→ **STATED EXERCISE**: Only the pictures are omitted; repeat all other data exactly.
··········
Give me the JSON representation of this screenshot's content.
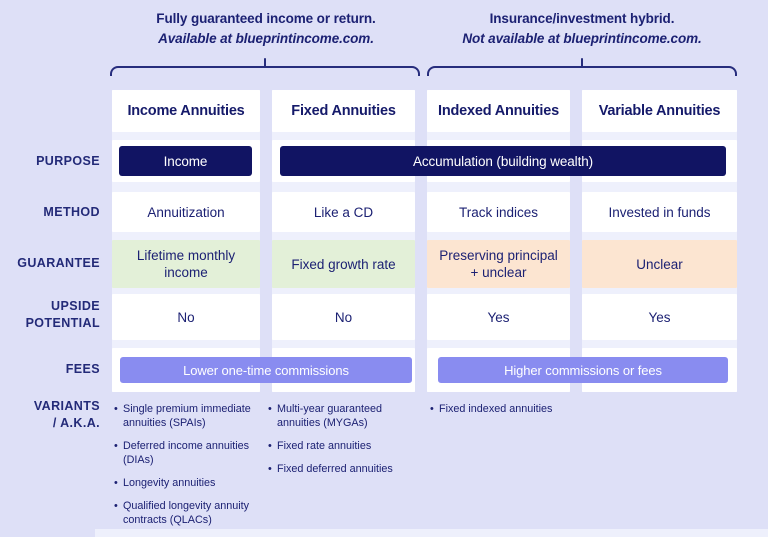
{
  "title": "Annuity types comparison infographic",
  "colors": {
    "page_bg": "#dee0f7",
    "column_band": "#eef0fc",
    "cell_bg": "#ffffff",
    "navy_pill": "#111463",
    "text_navy": "#1c2173",
    "green_cell": "#e3f0d8",
    "peach_cell": "#fce5d1",
    "periwinkle_pill": "#898cf0",
    "bracket": "#272d7d"
  },
  "top_groups": [
    {
      "line1": "Fully guaranteed income or return.",
      "line2": "Available at blueprintincome.com."
    },
    {
      "line1": "Insurance/investment hybrid.",
      "line2": "Not available at blueprintincome.com."
    }
  ],
  "row_labels": {
    "purpose": "PURPOSE",
    "method": "METHOD",
    "guarantee": "GUARANTEE",
    "upside_line1": "UPSIDE",
    "upside_line2": "POTENTIAL",
    "fees": "FEES",
    "variants_line1": "VARIANTS",
    "variants_line2": "/ A.K.A."
  },
  "purpose_row": {
    "income": "Income",
    "accumulation": "Accumulation (building wealth)"
  },
  "fees_row": {
    "left_pill": "Lower one-time commissions",
    "right_pill": "Higher commissions or fees"
  },
  "columns": [
    {
      "title": "Income Annuities",
      "method": "Annuitization",
      "guarantee": "Lifetime monthly income",
      "guarantee_tint": "green",
      "upside": "No",
      "variants": [
        "Single premium immediate annuities (SPAIs)",
        "Deferred income annuities (DIAs)",
        "Longevity annuities",
        "Qualified longevity annuity contracts (QLACs)"
      ]
    },
    {
      "title": "Fixed Annuities",
      "method": "Like a CD",
      "guarantee": "Fixed growth rate",
      "guarantee_tint": "green",
      "upside": "No",
      "variants": [
        "Multi-year guaranteed annuities (MYGAs)",
        "Fixed rate annuities",
        "Fixed deferred annuities"
      ]
    },
    {
      "title": "Indexed Annuities",
      "method": "Track indices",
      "guarantee": "Preserving principal + unclear",
      "guarantee_tint": "peach",
      "upside": "Yes",
      "variants": [
        "Fixed indexed annuities"
      ]
    },
    {
      "title": "Variable Annuities",
      "method": "Invested in funds",
      "guarantee": "Unclear",
      "guarantee_tint": "peach",
      "upside": "Yes",
      "variants": []
    }
  ]
}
··········
→ **WRITTEN ANSWER**:
Give me the JSON representation of this screenshot's content.
{
  "title": "Annuity types comparison infographic",
  "colors": {
    "page_bg": "#dee0f7",
    "column_band": "#eef0fc",
    "cell_bg": "#ffffff",
    "navy_pill": "#111463",
    "text_navy": "#1c2173",
    "green_cell": "#e3f0d8",
    "peach_cell": "#fce5d1",
    "periwinkle_pill": "#898cf0",
    "bracket": "#272d7d"
  },
  "top_groups": [
    {
      "line1": "Fully guaranteed income or return.",
      "line2": "Available at blueprintincome.com."
    },
    {
      "line1": "Insurance/investment hybrid.",
      "line2": "Not available at blueprintincome.com."
    }
  ],
  "row_labels": {
    "purpose": "PURPOSE",
    "method": "METHOD",
    "guarantee": "GUARANTEE",
    "upside_line1": "UPSIDE",
    "upside_line2": "POTENTIAL",
    "fees": "FEES",
    "variants_line1": "VARIANTS",
    "variants_line2": "/ A.K.A."
  },
  "purpose_row": {
    "income": "Income",
    "accumulation": "Accumulation (building wealth)"
  },
  "fees_row": {
    "left_pill": "Lower one-time commissions",
    "right_pill": "Higher commissions or fees"
  },
  "columns": [
    {
      "title": "Income Annuities",
      "method": "Annuitization",
      "guarantee": "Lifetime monthly income",
      "guarantee_tint": "green",
      "upside": "No",
      "variants": [
        "Single premium immediate annuities (SPAIs)",
        "Deferred income annuities (DIAs)",
        "Longevity annuities",
        "Qualified longevity annuity contracts (QLACs)"
      ]
    },
    {
      "title": "Fixed Annuities",
      "method": "Like a CD",
      "guarantee": "Fixed growth rate",
      "guarantee_tint": "green",
      "upside": "No",
      "variants": [
        "Multi-year guaranteed annuities (MYGAs)",
        "Fixed rate annuities",
        "Fixed deferred annuities"
      ]
    },
    {
      "title": "Indexed Annuities",
      "method": "Track indices",
      "guarantee": "Preserving principal + unclear",
      "guarantee_tint": "peach",
      "upside": "Yes",
      "variants": [
        "Fixed indexed annuities"
      ]
    },
    {
      "title": "Variable Annuities",
      "method": "Invested in funds",
      "guarantee": "Unclear",
      "guarantee_tint": "peach",
      "upside": "Yes",
      "variants": []
    }
  ]
}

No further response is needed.